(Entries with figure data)
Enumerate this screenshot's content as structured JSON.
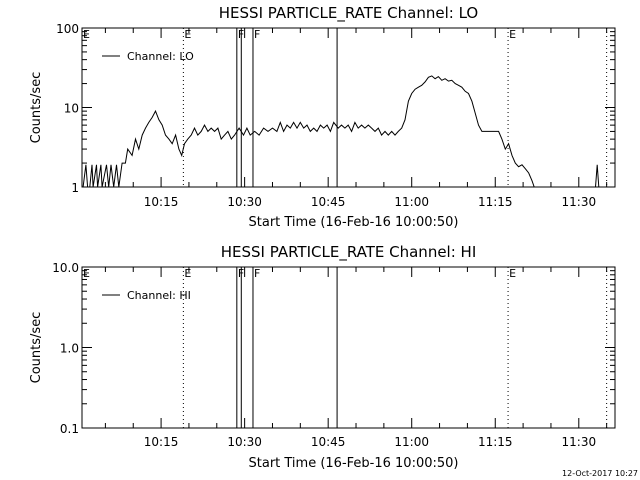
{
  "footer": {
    "timestamp": "12-Oct-2017 10:27"
  },
  "chart_data": [
    {
      "type": "line",
      "title": "HESSI PARTICLE_RATE Channel: LO",
      "xlabel": "Start Time (16-Feb-16 10:00:50)",
      "ylabel": "Counts/sec",
      "yscale": "log",
      "ylim": [
        1,
        100
      ],
      "yticks": [
        {
          "v": 1,
          "label": "1"
        },
        {
          "v": 10,
          "label": "10"
        },
        {
          "v": 100,
          "label": "100"
        }
      ],
      "xlim_min": [
        0.8,
        96.5
      ],
      "xticks": [
        {
          "min": 15,
          "label": "10:15"
        },
        {
          "min": 30,
          "label": "10:30"
        },
        {
          "min": 45,
          "label": "10:45"
        },
        {
          "min": 60,
          "label": "11:00"
        },
        {
          "min": 75,
          "label": "11:15"
        },
        {
          "min": 90,
          "label": "11:30"
        }
      ],
      "legend": {
        "label": "Channel: LO",
        "position": "top-left"
      },
      "grid": false,
      "flag_lines": [
        {
          "min": 19.0,
          "style": "dotted",
          "label": "E"
        },
        {
          "min": 28.6,
          "style": "solid",
          "label": "F"
        },
        {
          "min": 29.4,
          "style": "solid",
          "label": ""
        },
        {
          "min": 31.5,
          "style": "solid",
          "label": "F"
        },
        {
          "min": 46.6,
          "style": "solid",
          "label": ""
        },
        {
          "min": 77.3,
          "style": "dotted",
          "label": "E"
        },
        {
          "min": 95.0,
          "style": "dotted",
          "label": ""
        }
      ],
      "edge_flag": "E",
      "series": [
        {
          "name": "Channel: LO",
          "points": [
            [
              1.0,
              0.5
            ],
            [
              1.5,
              1.9
            ],
            [
              1.8,
              1.0
            ],
            [
              2.2,
              0.5
            ],
            [
              2.6,
              1.9
            ],
            [
              2.8,
              0.5
            ],
            [
              3.4,
              1.9
            ],
            [
              3.6,
              1.0
            ],
            [
              4.2,
              1.9
            ],
            [
              4.4,
              0.6
            ],
            [
              5.2,
              1.9
            ],
            [
              5.6,
              1.0
            ],
            [
              6.0,
              1.9
            ],
            [
              6.5,
              1.0
            ],
            [
              7.0,
              1.9
            ],
            [
              7.4,
              0.5
            ],
            [
              8.0,
              2.0
            ],
            [
              8.6,
              2.0
            ],
            [
              9.0,
              3.0
            ],
            [
              9.8,
              2.5
            ],
            [
              10.4,
              4.0
            ],
            [
              11.0,
              3.0
            ],
            [
              11.6,
              4.5
            ],
            [
              12.2,
              5.5
            ],
            [
              12.8,
              6.5
            ],
            [
              13.4,
              7.5
            ],
            [
              14.0,
              9.0
            ],
            [
              14.6,
              7.0
            ],
            [
              15.2,
              6.0
            ],
            [
              15.8,
              4.5
            ],
            [
              16.4,
              4.0
            ],
            [
              17.0,
              3.5
            ],
            [
              17.6,
              4.5
            ],
            [
              18.2,
              3.0
            ],
            [
              18.7,
              2.5
            ],
            [
              19.2,
              3.5
            ],
            [
              19.8,
              4.0
            ],
            [
              20.4,
              4.5
            ],
            [
              21.0,
              5.5
            ],
            [
              21.6,
              4.5
            ],
            [
              22.2,
              5.0
            ],
            [
              22.8,
              6.0
            ],
            [
              23.4,
              5.0
            ],
            [
              24.0,
              5.5
            ],
            [
              24.6,
              5.0
            ],
            [
              25.2,
              5.5
            ],
            [
              25.8,
              4.0
            ],
            [
              26.4,
              4.5
            ],
            [
              27.0,
              5.0
            ],
            [
              27.6,
              4.0
            ],
            [
              28.2,
              4.5
            ],
            [
              29.0,
              5.5
            ],
            [
              29.8,
              4.5
            ],
            [
              30.4,
              5.5
            ],
            [
              31.0,
              4.5
            ],
            [
              31.8,
              5.0
            ],
            [
              32.6,
              4.5
            ],
            [
              33.4,
              5.5
            ],
            [
              34.2,
              5.0
            ],
            [
              35.0,
              5.5
            ],
            [
              35.8,
              5.0
            ],
            [
              36.4,
              6.5
            ],
            [
              37.0,
              5.0
            ],
            [
              37.6,
              6.0
            ],
            [
              38.2,
              5.5
            ],
            [
              38.8,
              6.5
            ],
            [
              39.4,
              5.5
            ],
            [
              40.0,
              6.5
            ],
            [
              40.6,
              5.5
            ],
            [
              41.2,
              6.0
            ],
            [
              41.8,
              5.0
            ],
            [
              42.4,
              5.5
            ],
            [
              43.0,
              5.0
            ],
            [
              43.6,
              6.0
            ],
            [
              44.2,
              5.5
            ],
            [
              44.8,
              6.0
            ],
            [
              45.4,
              5.0
            ],
            [
              46.0,
              6.5
            ],
            [
              46.8,
              5.5
            ],
            [
              47.4,
              6.0
            ],
            [
              48.0,
              5.5
            ],
            [
              48.6,
              6.0
            ],
            [
              49.2,
              5.0
            ],
            [
              49.8,
              6.5
            ],
            [
              50.4,
              5.5
            ],
            [
              51.0,
              6.0
            ],
            [
              51.6,
              5.5
            ],
            [
              52.2,
              6.0
            ],
            [
              52.8,
              5.5
            ],
            [
              53.4,
              5.0
            ],
            [
              54.0,
              5.5
            ],
            [
              54.6,
              4.5
            ],
            [
              55.2,
              5.0
            ],
            [
              55.8,
              4.5
            ],
            [
              56.4,
              5.0
            ],
            [
              57.0,
              4.5
            ],
            [
              57.6,
              5.0
            ],
            [
              58.2,
              5.5
            ],
            [
              58.8,
              7.0
            ],
            [
              59.4,
              12.0
            ],
            [
              60.0,
              15.0
            ],
            [
              60.6,
              17.0
            ],
            [
              61.2,
              18.0
            ],
            [
              61.8,
              19.0
            ],
            [
              62.4,
              21.0
            ],
            [
              63.0,
              24.0
            ],
            [
              63.6,
              25.0
            ],
            [
              64.2,
              23.0
            ],
            [
              64.8,
              24.5
            ],
            [
              65.4,
              22.0
            ],
            [
              66.0,
              23.0
            ],
            [
              66.6,
              21.5
            ],
            [
              67.2,
              22.0
            ],
            [
              67.8,
              20.0
            ],
            [
              68.4,
              19.0
            ],
            [
              69.0,
              18.0
            ],
            [
              69.6,
              16.0
            ],
            [
              70.2,
              15.0
            ],
            [
              70.8,
              12.0
            ],
            [
              71.4,
              8.5
            ],
            [
              72.0,
              6.0
            ],
            [
              72.6,
              5.0
            ],
            [
              73.2,
              5.0
            ],
            [
              73.8,
              5.0
            ],
            [
              74.4,
              5.0
            ],
            [
              75.0,
              5.0
            ],
            [
              75.6,
              5.0
            ],
            [
              76.2,
              4.0
            ],
            [
              76.8,
              3.0
            ],
            [
              77.4,
              3.5
            ],
            [
              78.0,
              2.5
            ],
            [
              78.6,
              2.0
            ],
            [
              79.2,
              1.8
            ],
            [
              79.8,
              1.9
            ],
            [
              80.4,
              1.7
            ],
            [
              81.0,
              1.5
            ],
            [
              81.6,
              1.2
            ],
            [
              82.0,
              0.5
            ],
            [
              92.8,
              0.5
            ],
            [
              93.0,
              1.0
            ],
            [
              93.3,
              1.9
            ],
            [
              93.6,
              0.5
            ]
          ]
        }
      ]
    },
    {
      "type": "line",
      "title": "HESSI PARTICLE_RATE Channel: HI",
      "xlabel": "Start Time (16-Feb-16 10:00:50)",
      "ylabel": "Counts/sec",
      "yscale": "log",
      "ylim": [
        0.1,
        10
      ],
      "yticks": [
        {
          "v": 0.1,
          "label": "0.1"
        },
        {
          "v": 1,
          "label": "1.0"
        },
        {
          "v": 10,
          "label": "10.0"
        }
      ],
      "xlim_min": [
        0.8,
        96.5
      ],
      "xticks": [
        {
          "min": 15,
          "label": "10:15"
        },
        {
          "min": 30,
          "label": "10:30"
        },
        {
          "min": 45,
          "label": "10:45"
        },
        {
          "min": 60,
          "label": "11:00"
        },
        {
          "min": 75,
          "label": "11:15"
        },
        {
          "min": 90,
          "label": "11:30"
        }
      ],
      "legend": {
        "label": "Channel: HI",
        "position": "top-left"
      },
      "grid": false,
      "flag_lines": [
        {
          "min": 19.0,
          "style": "dotted",
          "label": "E"
        },
        {
          "min": 28.6,
          "style": "solid",
          "label": "F"
        },
        {
          "min": 29.4,
          "style": "solid",
          "label": ""
        },
        {
          "min": 31.5,
          "style": "solid",
          "label": "F"
        },
        {
          "min": 46.6,
          "style": "solid",
          "label": ""
        },
        {
          "min": 77.3,
          "style": "dotted",
          "label": "E"
        },
        {
          "min": 95.0,
          "style": "dotted",
          "label": ""
        }
      ],
      "edge_flag": "E",
      "series": [
        {
          "name": "Channel: HI",
          "points": []
        }
      ]
    }
  ]
}
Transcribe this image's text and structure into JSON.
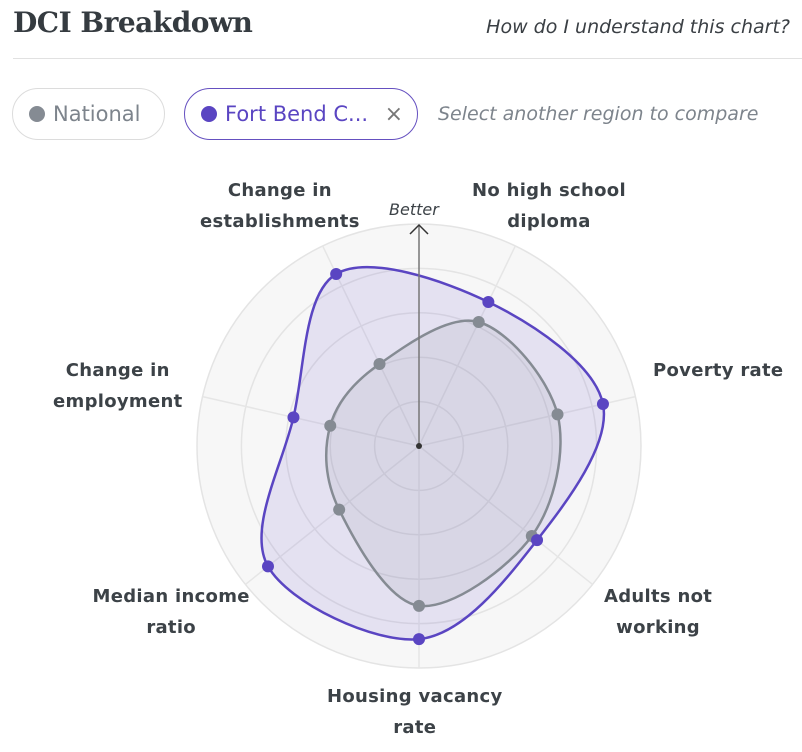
{
  "header": {
    "title": "DCI Breakdown",
    "help_link": "How do I understand this chart?"
  },
  "regions": {
    "national": {
      "label": "National",
      "color": "#858b93"
    },
    "fort_bend": {
      "label": "Fort Bend C...",
      "color": "#5a45c2",
      "remove": "×"
    },
    "compare_prompt": "Select another region to compare"
  },
  "chart_data": {
    "type": "radar",
    "title": "DCI Breakdown",
    "direction_label": "Better",
    "axes": [
      "No high school diploma",
      "Poverty rate",
      "Adults not working",
      "Housing vacancy rate",
      "Median income ratio",
      "Change in employment",
      "Change in establishments"
    ],
    "axis_label_lines": [
      [
        "No high school",
        "diploma"
      ],
      [
        "Poverty rate"
      ],
      [
        "Adults not",
        "working"
      ],
      [
        "Housing vacancy",
        "rate"
      ],
      [
        "Median income",
        "ratio"
      ],
      [
        "Change in",
        "employment"
      ],
      [
        "Change in",
        "establishments"
      ]
    ],
    "range": [
      0,
      100
    ],
    "rings": 5,
    "series": [
      {
        "name": "National",
        "color": "#858b93",
        "values": [
          62,
          64,
          65,
          72,
          46,
          41,
          41
        ]
      },
      {
        "name": "Fort Bend C...",
        "color": "#5a45c2",
        "values": [
          72,
          85,
          68,
          87,
          87,
          58,
          86
        ]
      }
    ]
  }
}
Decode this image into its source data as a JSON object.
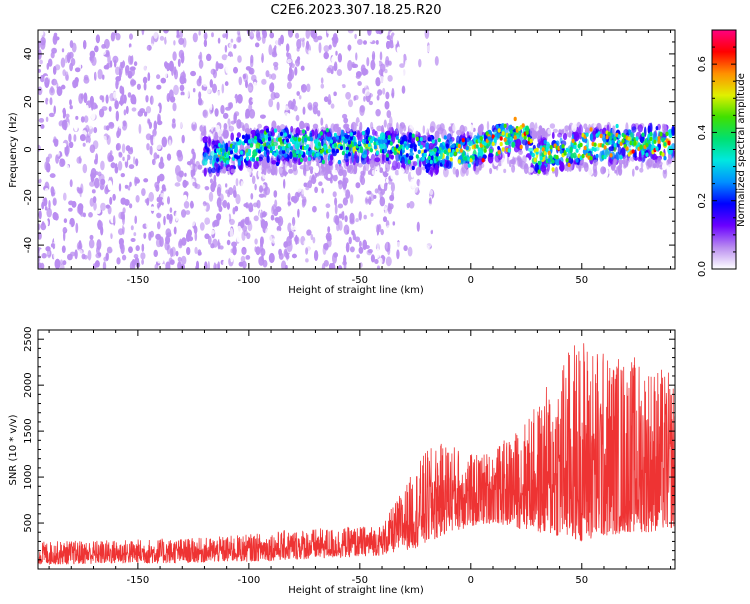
{
  "title": "C2E6.2023.307.18.25.R20",
  "chart_data": [
    {
      "type": "heatmap",
      "xlabel": "Height of straight line (km)",
      "ylabel": "Frequency (Hz)",
      "xlim": [
        -195,
        92
      ],
      "ylim": [
        -50,
        50
      ],
      "xticks": [
        -150,
        -100,
        -50,
        0,
        50
      ],
      "yticks": [
        -40,
        -20,
        0,
        20,
        40
      ],
      "grid": false,
      "colorbar": {
        "label": "Normalized spectral amplitude",
        "lim": [
          0,
          0.7
        ],
        "ticks": [
          0.0,
          0.2,
          0.4,
          0.6
        ],
        "colors": [
          "#ffffff",
          "#b98cf0",
          "#6a00ff",
          "#0000ff",
          "#0090ff",
          "#00e8e0",
          "#00e070",
          "#40e000",
          "#e0f000",
          "#ff9000",
          "#ff0000",
          "#ff0080"
        ]
      },
      "regions": [
        {
          "x": [
            -195,
            -35
          ],
          "freq": [
            -50,
            50
          ],
          "amplitude": 0.05
        },
        {
          "x": [
            -35,
            -15
          ],
          "freq": [
            -50,
            50
          ],
          "amplitude": 0.02
        },
        {
          "x": [
            -120,
            92
          ],
          "freq": [
            -10,
            10
          ],
          "amplitude": 0.25
        }
      ],
      "ridge": {
        "x": [
          -115,
          -90,
          -60,
          -40,
          -20,
          0,
          10,
          20,
          25,
          28,
          35,
          50,
          70,
          90
        ],
        "freq": [
          -3,
          2,
          1,
          2,
          -2,
          -1,
          3,
          6,
          8,
          -3,
          -2,
          1,
          2,
          3
        ]
      }
    },
    {
      "type": "line",
      "xlabel": "Height of straight line (km)",
      "ylabel": "SNR (10 * v/v)",
      "xlim": [
        -195,
        92
      ],
      "ylim": [
        0,
        2600
      ],
      "xticks": [
        -150,
        -100,
        -50,
        0,
        50
      ],
      "yticks": [
        500,
        1000,
        1500,
        2000,
        2500
      ],
      "grid": false,
      "series": [
        {
          "color": "#ee3333",
          "x": [
            -195,
            -180,
            -160,
            -140,
            -120,
            -100,
            -80,
            -60,
            -40,
            -30,
            -20,
            -10,
            0,
            10,
            20,
            30,
            40,
            50,
            60,
            70,
            80,
            92
          ],
          "y_min": [
            50,
            50,
            60,
            60,
            70,
            80,
            100,
            120,
            150,
            200,
            250,
            400,
            450,
            500,
            450,
            400,
            350,
            300,
            350,
            400,
            400,
            450
          ],
          "y_max": [
            300,
            310,
            320,
            330,
            340,
            380,
            430,
            450,
            480,
            900,
            1300,
            1400,
            1250,
            1300,
            1500,
            1800,
            2300,
            2600,
            2400,
            2350,
            2300,
            2100
          ]
        }
      ]
    }
  ]
}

Directive => Say the number of lines in the listing that hold "into", with no added words.

Written solution => 2